What the task asks
Where does the string "catalog" appear in the records? Copy every line that contains it.

───── Data provided

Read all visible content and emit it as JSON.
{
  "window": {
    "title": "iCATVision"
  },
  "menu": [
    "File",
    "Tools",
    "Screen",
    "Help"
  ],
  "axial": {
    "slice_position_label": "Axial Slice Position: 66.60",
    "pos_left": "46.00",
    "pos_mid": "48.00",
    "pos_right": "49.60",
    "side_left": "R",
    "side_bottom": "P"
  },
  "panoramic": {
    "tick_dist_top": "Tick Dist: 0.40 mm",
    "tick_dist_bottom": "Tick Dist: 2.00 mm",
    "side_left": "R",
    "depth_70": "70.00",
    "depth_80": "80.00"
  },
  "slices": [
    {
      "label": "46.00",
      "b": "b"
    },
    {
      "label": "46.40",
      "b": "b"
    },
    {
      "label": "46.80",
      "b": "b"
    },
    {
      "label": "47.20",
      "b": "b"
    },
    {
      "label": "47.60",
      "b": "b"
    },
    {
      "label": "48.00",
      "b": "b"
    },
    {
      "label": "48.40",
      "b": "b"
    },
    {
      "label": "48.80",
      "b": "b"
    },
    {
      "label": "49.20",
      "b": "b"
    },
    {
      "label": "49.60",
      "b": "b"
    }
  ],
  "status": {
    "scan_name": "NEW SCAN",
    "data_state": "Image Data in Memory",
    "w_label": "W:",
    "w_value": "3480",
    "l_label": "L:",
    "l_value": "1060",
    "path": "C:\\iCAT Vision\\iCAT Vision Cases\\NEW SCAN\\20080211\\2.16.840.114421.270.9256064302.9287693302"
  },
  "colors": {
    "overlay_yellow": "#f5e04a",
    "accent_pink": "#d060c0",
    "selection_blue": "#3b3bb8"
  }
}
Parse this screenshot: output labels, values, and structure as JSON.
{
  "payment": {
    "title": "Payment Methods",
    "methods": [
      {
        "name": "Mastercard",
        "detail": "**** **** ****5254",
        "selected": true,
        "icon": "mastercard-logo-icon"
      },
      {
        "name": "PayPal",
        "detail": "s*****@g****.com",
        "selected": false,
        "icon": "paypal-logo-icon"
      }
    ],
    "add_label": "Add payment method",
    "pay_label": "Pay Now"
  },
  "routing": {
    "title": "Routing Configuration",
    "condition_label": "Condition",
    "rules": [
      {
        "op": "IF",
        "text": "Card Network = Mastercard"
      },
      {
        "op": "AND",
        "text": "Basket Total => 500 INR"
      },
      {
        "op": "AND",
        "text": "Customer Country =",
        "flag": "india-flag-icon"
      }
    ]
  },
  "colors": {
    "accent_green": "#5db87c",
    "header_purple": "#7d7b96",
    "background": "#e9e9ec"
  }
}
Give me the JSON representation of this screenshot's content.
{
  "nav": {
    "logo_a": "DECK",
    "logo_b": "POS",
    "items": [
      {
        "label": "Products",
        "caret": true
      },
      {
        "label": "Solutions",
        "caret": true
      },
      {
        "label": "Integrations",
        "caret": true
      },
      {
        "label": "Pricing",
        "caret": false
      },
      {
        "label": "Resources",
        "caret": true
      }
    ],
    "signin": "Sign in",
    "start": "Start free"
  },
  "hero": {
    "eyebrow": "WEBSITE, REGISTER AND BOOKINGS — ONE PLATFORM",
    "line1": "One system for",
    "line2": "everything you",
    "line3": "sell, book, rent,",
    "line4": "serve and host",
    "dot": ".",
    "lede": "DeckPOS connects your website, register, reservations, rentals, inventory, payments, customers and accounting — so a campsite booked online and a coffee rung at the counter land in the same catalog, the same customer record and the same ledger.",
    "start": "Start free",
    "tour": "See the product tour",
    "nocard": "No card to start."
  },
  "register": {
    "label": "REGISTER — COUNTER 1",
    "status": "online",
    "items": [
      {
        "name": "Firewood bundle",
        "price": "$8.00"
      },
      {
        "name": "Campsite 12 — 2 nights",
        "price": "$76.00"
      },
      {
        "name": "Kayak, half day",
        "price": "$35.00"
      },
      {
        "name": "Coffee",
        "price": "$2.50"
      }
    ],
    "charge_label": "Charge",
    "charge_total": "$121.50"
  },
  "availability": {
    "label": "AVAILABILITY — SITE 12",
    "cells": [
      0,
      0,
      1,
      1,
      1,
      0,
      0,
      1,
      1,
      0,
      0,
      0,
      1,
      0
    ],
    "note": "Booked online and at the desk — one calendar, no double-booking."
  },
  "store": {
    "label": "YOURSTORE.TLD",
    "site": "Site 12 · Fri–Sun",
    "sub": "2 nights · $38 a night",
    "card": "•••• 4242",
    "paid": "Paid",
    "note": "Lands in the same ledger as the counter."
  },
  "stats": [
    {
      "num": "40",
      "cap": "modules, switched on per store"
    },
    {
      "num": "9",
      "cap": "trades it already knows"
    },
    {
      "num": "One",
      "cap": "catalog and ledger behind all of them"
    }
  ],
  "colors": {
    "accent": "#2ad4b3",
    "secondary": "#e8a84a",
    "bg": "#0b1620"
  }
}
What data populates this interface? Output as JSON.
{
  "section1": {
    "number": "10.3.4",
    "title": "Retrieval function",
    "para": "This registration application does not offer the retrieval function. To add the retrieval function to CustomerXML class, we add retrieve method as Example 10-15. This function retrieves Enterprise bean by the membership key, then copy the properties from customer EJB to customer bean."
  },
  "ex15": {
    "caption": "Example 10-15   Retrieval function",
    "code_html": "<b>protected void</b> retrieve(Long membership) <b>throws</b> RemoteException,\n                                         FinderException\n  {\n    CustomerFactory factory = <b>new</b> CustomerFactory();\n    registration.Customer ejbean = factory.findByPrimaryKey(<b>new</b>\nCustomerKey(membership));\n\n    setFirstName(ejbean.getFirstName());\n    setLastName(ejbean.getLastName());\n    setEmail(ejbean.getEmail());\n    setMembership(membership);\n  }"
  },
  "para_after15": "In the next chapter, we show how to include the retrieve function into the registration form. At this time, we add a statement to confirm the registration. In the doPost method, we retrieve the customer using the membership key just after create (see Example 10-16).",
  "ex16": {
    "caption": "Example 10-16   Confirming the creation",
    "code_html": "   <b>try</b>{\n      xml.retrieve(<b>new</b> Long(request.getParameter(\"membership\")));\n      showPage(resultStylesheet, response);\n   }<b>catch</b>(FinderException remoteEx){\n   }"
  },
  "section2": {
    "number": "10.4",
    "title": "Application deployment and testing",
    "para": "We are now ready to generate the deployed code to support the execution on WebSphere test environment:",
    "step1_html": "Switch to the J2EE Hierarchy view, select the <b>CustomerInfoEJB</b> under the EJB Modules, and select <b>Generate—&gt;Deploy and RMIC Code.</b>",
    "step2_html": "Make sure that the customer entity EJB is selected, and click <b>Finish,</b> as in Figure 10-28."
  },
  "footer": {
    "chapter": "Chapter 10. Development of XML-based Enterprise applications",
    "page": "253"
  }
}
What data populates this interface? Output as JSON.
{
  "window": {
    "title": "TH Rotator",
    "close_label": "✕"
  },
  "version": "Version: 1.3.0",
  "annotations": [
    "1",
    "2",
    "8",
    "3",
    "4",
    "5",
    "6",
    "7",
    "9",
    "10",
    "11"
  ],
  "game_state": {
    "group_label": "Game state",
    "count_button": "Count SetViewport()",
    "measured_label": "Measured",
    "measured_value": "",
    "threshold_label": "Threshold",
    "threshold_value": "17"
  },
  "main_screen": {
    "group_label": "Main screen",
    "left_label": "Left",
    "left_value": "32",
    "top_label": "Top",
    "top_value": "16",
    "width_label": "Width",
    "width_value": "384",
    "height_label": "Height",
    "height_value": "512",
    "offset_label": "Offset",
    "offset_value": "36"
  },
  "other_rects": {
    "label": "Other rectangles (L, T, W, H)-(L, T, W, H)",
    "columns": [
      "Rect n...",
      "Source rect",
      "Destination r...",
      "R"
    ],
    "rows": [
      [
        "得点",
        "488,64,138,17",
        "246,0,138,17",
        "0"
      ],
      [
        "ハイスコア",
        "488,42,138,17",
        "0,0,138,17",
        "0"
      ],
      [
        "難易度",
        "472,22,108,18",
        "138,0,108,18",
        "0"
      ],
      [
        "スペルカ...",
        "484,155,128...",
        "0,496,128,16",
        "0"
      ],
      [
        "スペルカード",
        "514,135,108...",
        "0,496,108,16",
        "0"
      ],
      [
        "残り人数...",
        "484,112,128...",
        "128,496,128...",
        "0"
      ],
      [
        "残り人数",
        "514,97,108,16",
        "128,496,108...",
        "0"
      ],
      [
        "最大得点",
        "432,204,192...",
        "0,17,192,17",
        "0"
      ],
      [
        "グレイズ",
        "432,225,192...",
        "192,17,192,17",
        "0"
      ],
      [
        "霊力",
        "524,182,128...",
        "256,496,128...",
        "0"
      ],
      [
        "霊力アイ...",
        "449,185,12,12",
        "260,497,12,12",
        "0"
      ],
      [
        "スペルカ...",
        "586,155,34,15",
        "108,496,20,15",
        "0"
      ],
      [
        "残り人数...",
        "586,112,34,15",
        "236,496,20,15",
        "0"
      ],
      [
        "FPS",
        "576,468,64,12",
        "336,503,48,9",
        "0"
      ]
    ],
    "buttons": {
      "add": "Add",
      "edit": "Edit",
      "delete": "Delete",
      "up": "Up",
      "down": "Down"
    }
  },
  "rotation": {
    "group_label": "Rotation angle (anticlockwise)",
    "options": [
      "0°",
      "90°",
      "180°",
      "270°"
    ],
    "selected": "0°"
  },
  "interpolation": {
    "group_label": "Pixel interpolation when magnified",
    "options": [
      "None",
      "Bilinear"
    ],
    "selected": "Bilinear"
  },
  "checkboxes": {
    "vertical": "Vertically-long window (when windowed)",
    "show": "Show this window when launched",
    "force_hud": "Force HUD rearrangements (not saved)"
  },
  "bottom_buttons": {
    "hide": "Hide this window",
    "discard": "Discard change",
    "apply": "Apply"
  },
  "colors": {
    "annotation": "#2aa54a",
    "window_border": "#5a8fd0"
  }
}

──────────

Task output
    "lede": "DeckPOS connects your website, register, reservations, rentals, inventory, payments, customers and accounting — so a campsite booked online and a coffee rung at the counter land in the same catalog, the same customer record and the same ledger.",
      "cap": "catalog and ledger behind all of them"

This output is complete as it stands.